(Data records)
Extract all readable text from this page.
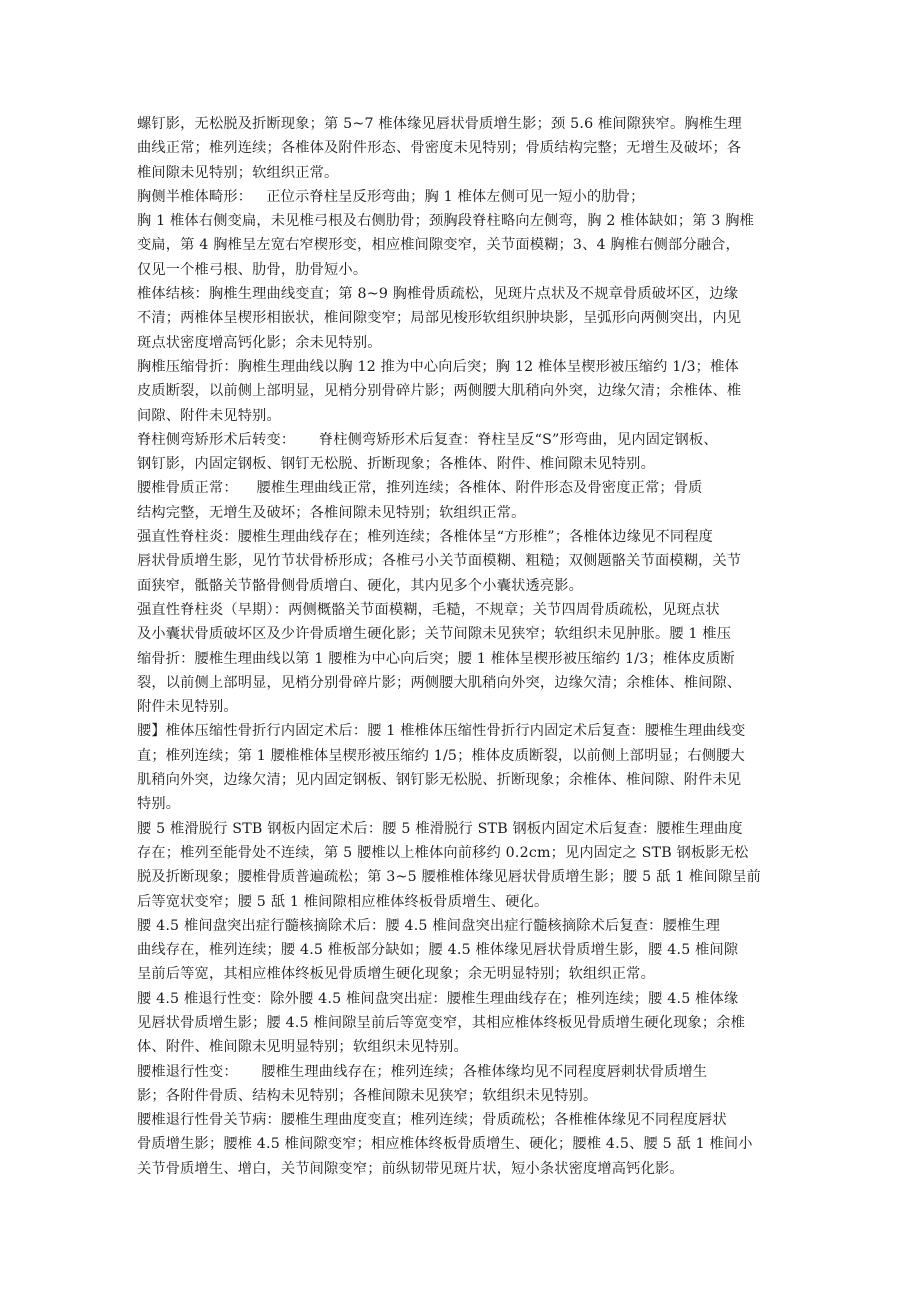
螺钉影，无松脱及折断现象；第 5~7 椎体缘见唇状骨质增生影；颈 5.6 椎间隙狭窄。胸椎生理
曲线正常；椎列连续；各椎体及附件形态、骨密度未见特别；骨质结构完整；无增生及破坏；各
椎间隙未见特别；软组织正常。
胸侧半椎体畸形：   正位示脊柱呈反形弯曲；胸 1 椎体左侧可见一短小的肋骨；
胸 1 椎体右侧变扁，未见椎弓根及右侧肋骨；颈胸段脊柱略向左侧弯，胸 2 椎体缺如；第 3 胸椎
变扁，第 4 胸椎呈左宽右窄楔形变，相应椎间隙变窄，关节面模糊；3、4 胸椎右侧部分融合，
仅见一个椎弓根、肋骨，肋骨短小。
椎体结核：胸椎生理曲线变直；第 8~9 胸椎骨质疏松，见斑片点状及不规章骨质破坏区，边缘
不清；两椎体呈楔形相嵌状，椎间隙变窄；局部见梭形软组织肿块影，呈弧形向两侧突出，内见
斑点状密度增高钙化影；余未见特别。
胸椎压缩骨折：胸椎生理曲线以胸 12 推为中心向后突；胸 12 椎体呈楔形被压缩约 1/3；椎体
皮质断裂，以前侧上部明显，见梢分别骨碎片影；两侧腰大肌稍向外突，边缘欠清；余椎体、椎
间隙、附件未见特别。
脊柱侧弯矫形术后转变：     脊柱侧弯矫形术后复查：脊柱呈反“S”形弯曲，见内固定钢板、
钢钉影，内固定钢板、钢钉无松脱、折断现象；各椎体、附件、椎间隙未见特别。
腰椎骨质正常：    腰椎生理曲线正常，推列连续；各椎体、附件形态及骨密度正常；骨质
结构完整，无增生及破坏；各椎间隙未见特别；软组织正常。
强直性脊柱炎：腰椎生理曲线存在；椎列连续；各椎体呈“方形椎”；各椎体边缘见不同程度
唇状骨质增生影，见竹节状骨桥形成；各椎弓小关节面模糊、粗糙；双侧题骼关节面模糊，关节
面狭窄，骶骼关节骼骨侧骨质增白、硬化，其内见多个小囊状透亮影。
强直性脊柱炎（早期）：两侧概骼关节面模糊，毛糙，不规章；关节四周骨质疏松，见斑点状
及小囊状骨质破坏区及少许骨质增生硬化影；关节间隙未见狭窄；软组织未见肿胀。腰 1 椎压
缩骨折：腰椎生理曲线以第 1 腰椎为中心向后突；腰 1 椎体呈楔形被压缩约 1/3；椎体皮质断
裂，以前侧上部明显，见梢分别骨碎片影；两侧腰大肌稍向外突，边缘欠清；余椎体、椎间隙、
附件未见特别。
腰】椎体压缩性骨折行内固定术后：腰 1 椎椎体压缩性骨折行内固定术后复查：腰椎生理曲线变
直；椎列连续；第 1 腰椎椎体呈楔形被压缩约 1/5；椎体皮质断裂，以前侧上部明显；右侧腰大
肌稍向外突，边缘欠清；见内固定钢板、钢钉影无松脱、折断现象；余椎体、椎间隙、附件未见
特别。
腰 5 椎滑脱行 STB 钢板内固定术后：腰 5 椎滑脱行 STB 钢板内固定术后复查：腰椎生理曲度
存在；椎列至能骨处不连续，第 5 腰椎以上椎体向前移约 0.2cm；见内固定之 STB 钢板影无松
脱及折断现象；腰椎骨质普遍疏松；第 3~5 腰椎椎体缘见唇状骨质增生影；腰 5 舐 1 椎间隙呈前
后等宽状变窄；腰 5 舐 1 椎间隙相应椎体终板骨质增生、硬化。
腰 4.5 椎间盘突出症行髓核摘除术后：腰 4.5 椎间盘突出症行髓核摘除术后复查：腰椎生理
曲线存在，椎列连续；腰 4.5 椎板部分缺如；腰 4.5 椎体缘见唇状骨质增生影，腰 4.5 椎间隙
呈前后等宽，其相应椎体终板见骨质增生硬化现象；余无明显特别；软组织正常。
腰 4.5 椎退行性变：除外腰 4.5 椎间盘突出症：腰椎生理曲线存在；椎列连续；腰 4.5 椎体缘
见唇状骨质增生影；腰 4.5 椎间隙呈前后等宽变窄，其相应椎体终板见骨质增生硬化现象；余椎
体、附件、椎间隙未见明显特别；软组织未见特别。
腰椎退行性变：     腰椎生理曲线存在；椎列连续；各椎体缘均见不同程度唇刺状骨质增生
影；各附件骨质、结构未见特别；各椎间隙未见狭窄；软组织未见特别。
腰椎退行性骨关节病：腰椎生理曲度变直；椎列连续；骨质疏松；各椎椎体缘见不同程度唇状
骨质增生影；腰椎 4.5 椎间隙变窄；相应椎体终板骨质增生、硬化；腰椎 4.5、腰 5 舐 1 椎间小
关节骨质增生、增白，关节间隙变窄；前纵韧带见斑片状，短小条状密度增高钙化影。
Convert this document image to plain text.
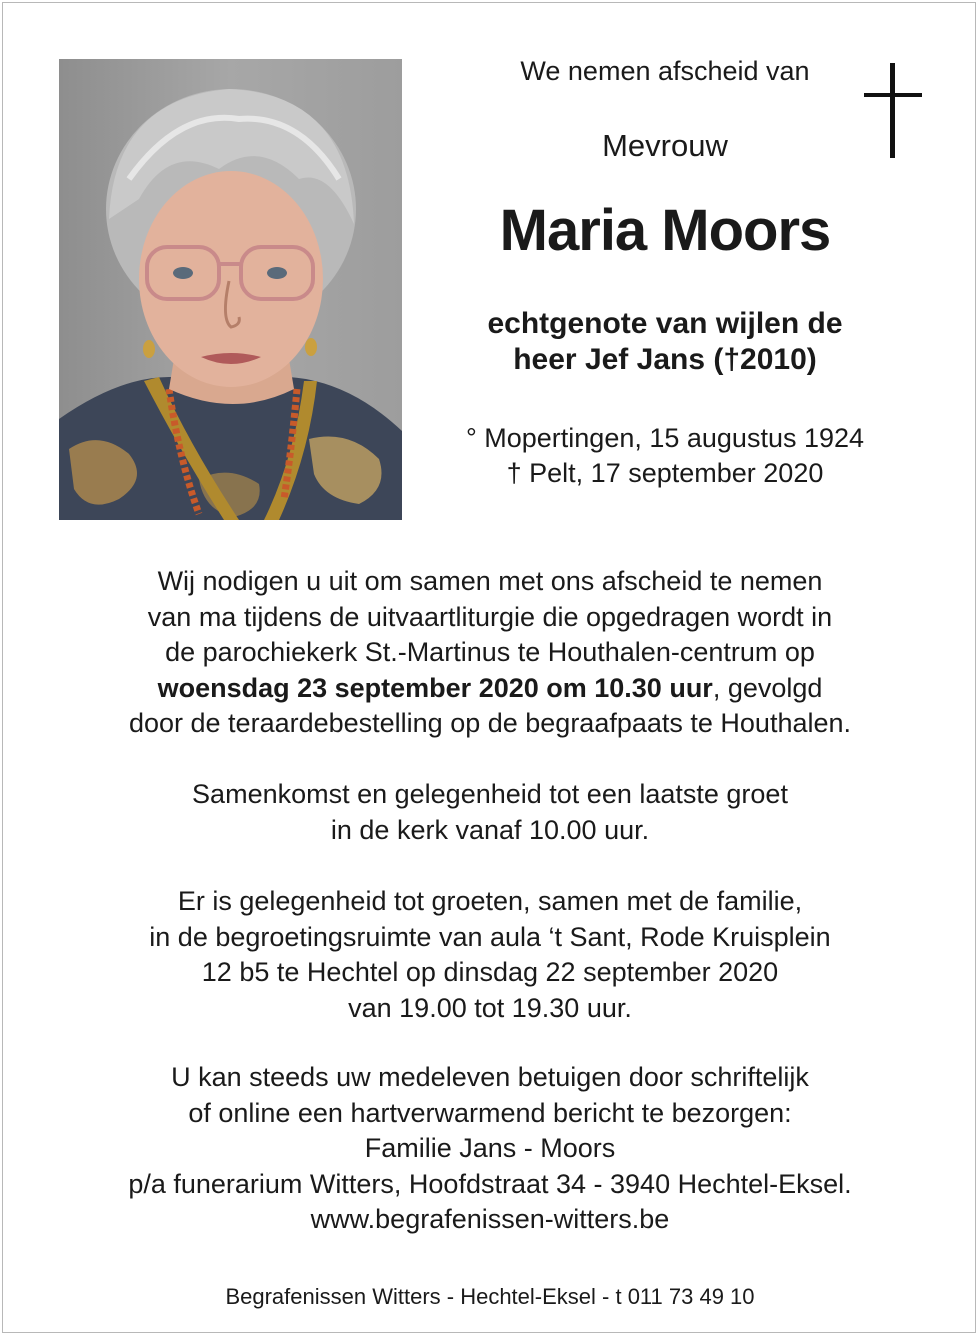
We nemen afscheid van
Mevrouw
Maria Moors
echtgenote van wijlen de
heer Jef Jans (†2010)
° Mopertingen, 15 augustus 1924
† Pelt, 17 september 2020

Wij nodigen u uit om samen met ons afscheid te nemen

van ma tijdens de uitvaartliturgie die opgedragen wordt in

de parochiekerk St.-Martinus te Houthalen-centrum op

woensdag 23 september 2020 om 10.30 uur, gevolgd

door de teraardebestelling op de begraafpaats te Houthalen.

Samenkomst en gelegenheid tot een laatste groet

in de kerk vanaf 10.00 uur.

Er is gelegenheid tot groeten, samen met de familie,

in de begroetingsruimte van aula ‘t Sant, Rode Kruisplein

12 b5 te Hechtel op dinsdag 22 september 2020

van 19.00 tot 19.30 uur.

U kan steeds uw medeleven betuigen door schriftelijk

of online een hartverwarmend bericht te bezorgen:

Familie Jans - Moors

p/a funerarium Witters, Hoofdstraat 34 - 3940 Hechtel-Eksel.

www.begrafenissen-witters.be

Begrafenissen Witters - Hechtel-Eksel - t 011 73 49 10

● Task directions:
Transcribe the material exactly, keeping every word and none of the pictures.

● Reply:
Extract all readable text from this page.
螺钉影，无松脱及折断现象；第 5~7 椎体缘见唇状骨质增生影；颈 5.6 椎间隙狭窄。胸椎生理
曲线正常；椎列连续；各椎体及附件形态、骨密度未见特别；骨质结构完整；无增生及破坏；各
椎间隙未见特别；软组织正常。
胸侧半椎体畸形：   正位示脊柱呈反形弯曲；胸 1 椎体左侧可见一短小的肋骨；
胸 1 椎体右侧变扁，未见椎弓根及右侧肋骨；颈胸段脊柱略向左侧弯，胸 2 椎体缺如；第 3 胸椎
变扁，第 4 胸椎呈左宽右窄楔形变，相应椎间隙变窄，关节面模糊；3、4 胸椎右侧部分融合，
仅见一个椎弓根、肋骨，肋骨短小。
椎体结核：胸椎生理曲线变直；第 8~9 胸椎骨质疏松，见斑片点状及不规章骨质破坏区，边缘
不清；两椎体呈楔形相嵌状，椎间隙变窄；局部见梭形软组织肿块影，呈弧形向两侧突出，内见
斑点状密度增高钙化影；余未见特别。
胸椎压缩骨折：胸椎生理曲线以胸 12 推为中心向后突；胸 12 椎体呈楔形被压缩约 1/3；椎体
皮质断裂，以前侧上部明显，见梢分别骨碎片影；两侧腰大肌稍向外突，边缘欠清；余椎体、椎
间隙、附件未见特别。
脊柱侧弯矫形术后转变：     脊柱侧弯矫形术后复查：脊柱呈反“S”形弯曲，见内固定钢板、
钢钉影，内固定钢板、钢钉无松脱、折断现象；各椎体、附件、椎间隙未见特别。
腰椎骨质正常：    腰椎生理曲线正常，推列连续；各椎体、附件形态及骨密度正常；骨质
结构完整，无增生及破坏；各椎间隙未见特别；软组织正常。
强直性脊柱炎：腰椎生理曲线存在；椎列连续；各椎体呈“方形椎”；各椎体边缘见不同程度
唇状骨质增生影，见竹节状骨桥形成；各椎弓小关节面模糊、粗糙；双侧题骼关节面模糊，关节
面狭窄，骶骼关节骼骨侧骨质增白、硬化，其内见多个小囊状透亮影。
强直性脊柱炎（早期）：两侧概骼关节面模糊，毛糙，不规章；关节四周骨质疏松，见斑点状
及小囊状骨质破坏区及少许骨质增生硬化影；关节间隙未见狭窄；软组织未见肿胀。腰 1 椎压
缩骨折：腰椎生理曲线以第 1 腰椎为中心向后突；腰 1 椎体呈楔形被压缩约 1/3；椎体皮质断
裂，以前侧上部明显，见梢分别骨碎片影；两侧腰大肌稍向外突，边缘欠清；余椎体、椎间隙、
附件未见特别。
腰】椎体压缩性骨折行内固定术后：腰 1 椎椎体压缩性骨折行内固定术后复查：腰椎生理曲线变
直；椎列连续；第 1 腰椎椎体呈楔形被压缩约 1/5；椎体皮质断裂，以前侧上部明显；右侧腰大
肌稍向外突，边缘欠清；见内固定钢板、钢钉影无松脱、折断现象；余椎体、椎间隙、附件未见
特别。
腰 5 椎滑脱行 STB 钢板内固定术后：腰 5 椎滑脱行 STB 钢板内固定术后复查：腰椎生理曲度
存在；椎列至能骨处不连续，第 5 腰椎以上椎体向前移约 0.2cm；见内固定之 STB 钢板影无松
脱及折断现象；腰椎骨质普遍疏松；第 3~5 腰椎椎体缘见唇状骨质增生影；腰 5 舐 1 椎间隙呈前
后等宽状变窄；腰 5 舐 1 椎间隙相应椎体终板骨质增生、硬化。
腰 4.5 椎间盘突出症行髓核摘除术后：腰 4.5 椎间盘突出症行髓核摘除术后复查：腰椎生理
曲线存在，椎列连续；腰 4.5 椎板部分缺如；腰 4.5 椎体缘见唇状骨质增生影，腰 4.5 椎间隙
呈前后等宽，其相应椎体终板见骨质增生硬化现象；余无明显特别；软组织正常。
腰 4.5 椎退行性变：除外腰 4.5 椎间盘突出症：腰椎生理曲线存在；椎列连续；腰 4.5 椎体缘
见唇状骨质增生影；腰 4.5 椎间隙呈前后等宽变窄，其相应椎体终板见骨质增生硬化现象；余椎
体、附件、椎间隙未见明显特别；软组织未见特别。
腰椎退行性变：     腰椎生理曲线存在；椎列连续；各椎体缘均见不同程度唇刺状骨质增生
影；各附件骨质、结构未见特别；各椎间隙未见狭窄；软组织未见特别。
腰椎退行性骨关节病：腰椎生理曲度变直；椎列连续；骨质疏松；各椎椎体缘见不同程度唇状
骨质增生影；腰椎 4.5 椎间隙变窄；相应椎体终板骨质增生、硬化；腰椎 4.5、腰 5 舐 1 椎间小
关节骨质增生、增白，关节间隙变窄；前纵韧带见斑片状，短小条状密度增高钙化影。
Convert this document image to plain text.
We nemen afscheid van
Mevrouw
Maria Moors
echtgenote van wijlen de
heer Jef Jans (†2010)
° Mopertingen, 15 augustus 1924
† Pelt, 17 september 2020

Wij nodigen u uit om samen met ons afscheid te nemen

van ma tijdens de uitvaartliturgie die opgedragen wordt in

de parochiekerk St.-Martinus te Houthalen-centrum op

woensdag 23 september 2020 om 10.30 uur, gevolgd

door de teraardebestelling op de begraafpaats te Houthalen.

Samenkomst en gelegenheid tot een laatste groet

in de kerk vanaf 10.00 uur.

Er is gelegenheid tot groeten, samen met de familie,

in de begroetingsruimte van aula ‘t Sant, Rode Kruisplein

12 b5 te Hechtel op dinsdag 22 september 2020

van 19.00 tot 19.30 uur.

U kan steeds uw medeleven betuigen door schriftelijk

of online een hartverwarmend bericht te bezorgen:

Familie Jans - Moors

p/a funerarium Witters, Hoofdstraat 34 - 3940 Hechtel-Eksel.

www.begrafenissen-witters.be

Begrafenissen Witters - Hechtel-Eksel - t 011 73 49 10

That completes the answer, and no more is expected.